(Figure record listings)
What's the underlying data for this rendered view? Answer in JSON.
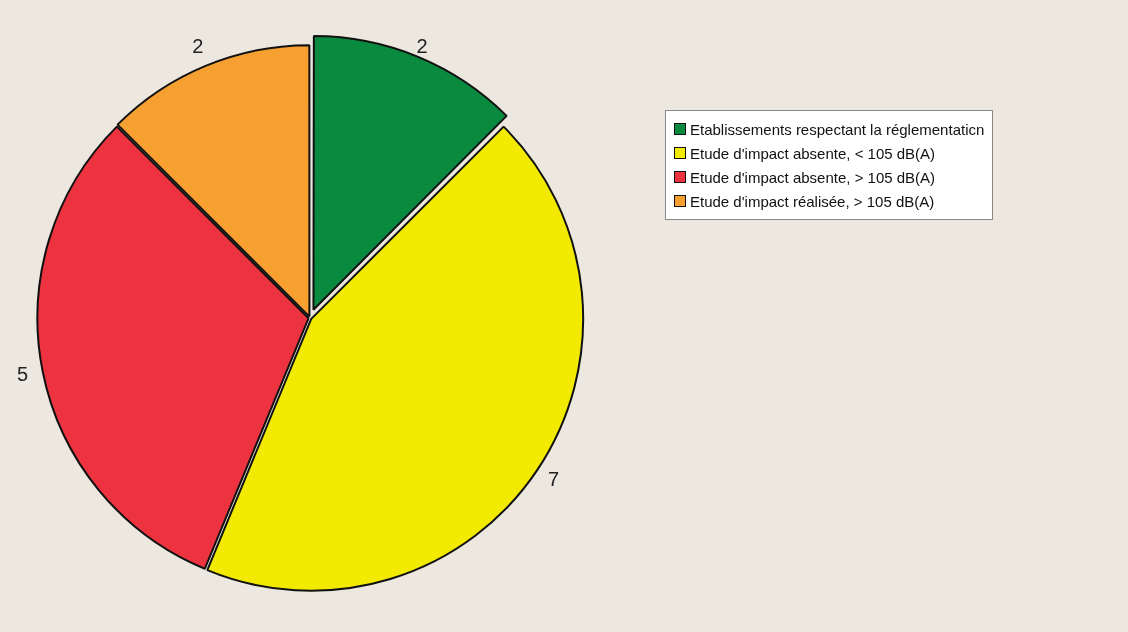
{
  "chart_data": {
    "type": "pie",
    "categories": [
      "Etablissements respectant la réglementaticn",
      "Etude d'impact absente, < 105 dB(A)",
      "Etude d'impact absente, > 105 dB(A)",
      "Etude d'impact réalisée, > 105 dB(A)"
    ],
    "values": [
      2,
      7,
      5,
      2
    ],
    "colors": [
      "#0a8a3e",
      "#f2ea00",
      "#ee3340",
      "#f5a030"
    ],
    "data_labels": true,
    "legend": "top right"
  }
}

* * *

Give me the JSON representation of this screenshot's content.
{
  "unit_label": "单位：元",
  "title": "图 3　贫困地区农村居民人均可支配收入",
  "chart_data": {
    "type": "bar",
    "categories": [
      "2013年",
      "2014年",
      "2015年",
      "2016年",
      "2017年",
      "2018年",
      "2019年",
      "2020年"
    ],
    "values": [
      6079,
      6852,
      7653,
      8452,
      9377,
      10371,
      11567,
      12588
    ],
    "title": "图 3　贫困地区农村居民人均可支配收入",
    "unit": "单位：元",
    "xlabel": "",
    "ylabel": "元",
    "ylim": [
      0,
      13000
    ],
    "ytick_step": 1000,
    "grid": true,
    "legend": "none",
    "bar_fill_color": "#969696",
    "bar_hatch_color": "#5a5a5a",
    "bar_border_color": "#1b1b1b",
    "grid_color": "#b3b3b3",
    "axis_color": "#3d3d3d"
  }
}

> **EXERCISE AIM**: Pick out every line with the string "this" and copy it.

> **TASK OUTPUT**:
What's the underlying data for this rendered view? Answer in JSON.
Give me the JSON representation of this screenshot's content.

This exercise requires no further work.